[Saved entries]
◆ ◆ ◆ ◆ ◆
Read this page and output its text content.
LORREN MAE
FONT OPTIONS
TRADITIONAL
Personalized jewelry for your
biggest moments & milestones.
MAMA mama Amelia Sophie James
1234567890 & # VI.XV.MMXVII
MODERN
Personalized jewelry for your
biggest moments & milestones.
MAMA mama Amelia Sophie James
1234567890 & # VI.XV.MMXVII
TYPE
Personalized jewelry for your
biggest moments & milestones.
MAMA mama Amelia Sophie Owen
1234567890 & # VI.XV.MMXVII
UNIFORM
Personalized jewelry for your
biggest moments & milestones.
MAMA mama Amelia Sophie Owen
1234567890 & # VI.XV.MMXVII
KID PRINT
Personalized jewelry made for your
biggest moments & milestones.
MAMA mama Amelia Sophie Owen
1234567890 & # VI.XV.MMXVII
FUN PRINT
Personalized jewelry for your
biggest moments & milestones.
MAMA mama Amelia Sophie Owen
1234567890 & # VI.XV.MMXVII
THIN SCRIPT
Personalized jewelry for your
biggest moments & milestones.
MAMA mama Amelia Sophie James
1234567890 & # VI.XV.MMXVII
◆ ◆ ◆ ◆ ◆
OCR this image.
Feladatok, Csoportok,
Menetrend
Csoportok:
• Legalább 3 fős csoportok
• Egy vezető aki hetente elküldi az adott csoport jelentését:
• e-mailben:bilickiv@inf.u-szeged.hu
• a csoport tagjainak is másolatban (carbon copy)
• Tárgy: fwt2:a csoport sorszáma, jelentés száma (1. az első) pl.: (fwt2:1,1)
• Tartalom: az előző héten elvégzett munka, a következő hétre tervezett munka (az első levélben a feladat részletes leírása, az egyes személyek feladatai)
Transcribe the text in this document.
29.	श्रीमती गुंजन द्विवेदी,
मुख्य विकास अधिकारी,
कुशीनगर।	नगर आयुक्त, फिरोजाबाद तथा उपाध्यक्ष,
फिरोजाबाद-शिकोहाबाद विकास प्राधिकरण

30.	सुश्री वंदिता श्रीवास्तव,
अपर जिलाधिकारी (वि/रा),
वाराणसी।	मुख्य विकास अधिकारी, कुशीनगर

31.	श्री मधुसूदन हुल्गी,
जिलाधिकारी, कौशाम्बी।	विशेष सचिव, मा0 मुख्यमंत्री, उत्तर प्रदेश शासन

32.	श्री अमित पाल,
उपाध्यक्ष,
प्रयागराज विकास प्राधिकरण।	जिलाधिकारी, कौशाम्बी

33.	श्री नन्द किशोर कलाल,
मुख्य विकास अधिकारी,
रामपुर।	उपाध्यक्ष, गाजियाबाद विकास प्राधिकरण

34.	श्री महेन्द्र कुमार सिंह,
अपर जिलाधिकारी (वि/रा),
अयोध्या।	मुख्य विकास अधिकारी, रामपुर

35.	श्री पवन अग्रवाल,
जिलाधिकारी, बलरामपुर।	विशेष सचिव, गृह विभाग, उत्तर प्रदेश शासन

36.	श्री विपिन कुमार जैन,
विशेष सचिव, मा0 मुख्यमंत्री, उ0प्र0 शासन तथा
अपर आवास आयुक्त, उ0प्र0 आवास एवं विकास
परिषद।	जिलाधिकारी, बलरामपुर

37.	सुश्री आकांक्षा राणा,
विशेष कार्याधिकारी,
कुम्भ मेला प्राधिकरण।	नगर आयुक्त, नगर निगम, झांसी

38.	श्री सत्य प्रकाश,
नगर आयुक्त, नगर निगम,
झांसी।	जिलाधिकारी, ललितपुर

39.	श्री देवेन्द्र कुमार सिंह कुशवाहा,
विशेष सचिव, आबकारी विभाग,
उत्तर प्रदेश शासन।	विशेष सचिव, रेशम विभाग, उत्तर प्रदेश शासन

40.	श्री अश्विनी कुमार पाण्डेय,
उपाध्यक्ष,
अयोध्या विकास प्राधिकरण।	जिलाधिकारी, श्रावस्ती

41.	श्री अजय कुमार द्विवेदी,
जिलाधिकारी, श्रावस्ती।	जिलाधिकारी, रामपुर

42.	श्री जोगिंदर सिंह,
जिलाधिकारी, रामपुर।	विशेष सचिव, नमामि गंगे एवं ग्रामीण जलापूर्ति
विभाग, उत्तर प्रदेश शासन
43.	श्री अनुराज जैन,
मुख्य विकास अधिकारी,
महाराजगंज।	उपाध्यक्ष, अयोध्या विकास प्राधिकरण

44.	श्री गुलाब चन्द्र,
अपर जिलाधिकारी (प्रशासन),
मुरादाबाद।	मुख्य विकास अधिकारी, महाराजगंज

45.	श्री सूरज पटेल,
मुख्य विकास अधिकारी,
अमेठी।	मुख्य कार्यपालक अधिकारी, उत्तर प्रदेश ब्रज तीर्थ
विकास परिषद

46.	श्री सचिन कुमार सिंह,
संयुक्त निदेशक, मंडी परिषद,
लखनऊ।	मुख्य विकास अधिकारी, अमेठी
◆ ◆ ◆ ◆ ◆
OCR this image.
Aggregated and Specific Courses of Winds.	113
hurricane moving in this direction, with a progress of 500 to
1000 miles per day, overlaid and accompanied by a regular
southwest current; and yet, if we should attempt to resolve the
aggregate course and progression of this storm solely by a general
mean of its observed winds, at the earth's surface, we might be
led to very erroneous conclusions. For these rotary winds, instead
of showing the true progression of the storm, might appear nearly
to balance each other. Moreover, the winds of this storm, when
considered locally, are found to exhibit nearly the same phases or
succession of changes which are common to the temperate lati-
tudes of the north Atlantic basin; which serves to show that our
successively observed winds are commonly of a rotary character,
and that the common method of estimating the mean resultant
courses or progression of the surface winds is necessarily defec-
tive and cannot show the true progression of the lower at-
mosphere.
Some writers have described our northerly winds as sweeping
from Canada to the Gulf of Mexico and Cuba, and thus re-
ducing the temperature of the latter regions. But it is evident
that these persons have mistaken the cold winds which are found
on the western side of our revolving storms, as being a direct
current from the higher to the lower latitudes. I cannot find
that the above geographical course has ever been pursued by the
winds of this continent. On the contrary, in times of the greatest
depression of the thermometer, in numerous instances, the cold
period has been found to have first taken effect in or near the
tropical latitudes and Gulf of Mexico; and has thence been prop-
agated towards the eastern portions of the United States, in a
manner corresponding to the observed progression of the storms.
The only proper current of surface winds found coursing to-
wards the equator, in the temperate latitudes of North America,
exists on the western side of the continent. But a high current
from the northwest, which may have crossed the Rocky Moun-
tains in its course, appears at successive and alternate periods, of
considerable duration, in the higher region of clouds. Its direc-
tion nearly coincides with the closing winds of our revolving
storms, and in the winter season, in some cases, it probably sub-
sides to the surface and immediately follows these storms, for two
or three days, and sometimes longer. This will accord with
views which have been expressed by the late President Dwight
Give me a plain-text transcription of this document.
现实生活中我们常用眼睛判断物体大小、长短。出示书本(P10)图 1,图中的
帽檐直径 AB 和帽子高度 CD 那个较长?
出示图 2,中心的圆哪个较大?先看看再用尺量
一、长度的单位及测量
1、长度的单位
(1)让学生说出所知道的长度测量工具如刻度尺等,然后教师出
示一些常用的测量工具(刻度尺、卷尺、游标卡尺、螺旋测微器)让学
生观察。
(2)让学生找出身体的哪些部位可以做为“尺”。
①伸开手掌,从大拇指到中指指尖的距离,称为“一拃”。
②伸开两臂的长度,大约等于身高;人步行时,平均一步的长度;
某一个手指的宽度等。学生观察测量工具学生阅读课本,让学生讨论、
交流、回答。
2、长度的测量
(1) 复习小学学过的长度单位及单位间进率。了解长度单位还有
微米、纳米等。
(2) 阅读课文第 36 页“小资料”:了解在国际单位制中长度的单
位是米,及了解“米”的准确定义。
◆ ◆ ◆ ◆ ◆
● PROBLEM DETAILS:
State, as a number only, how many lines in the entries include "have".

● EXERCISE RESULT:
5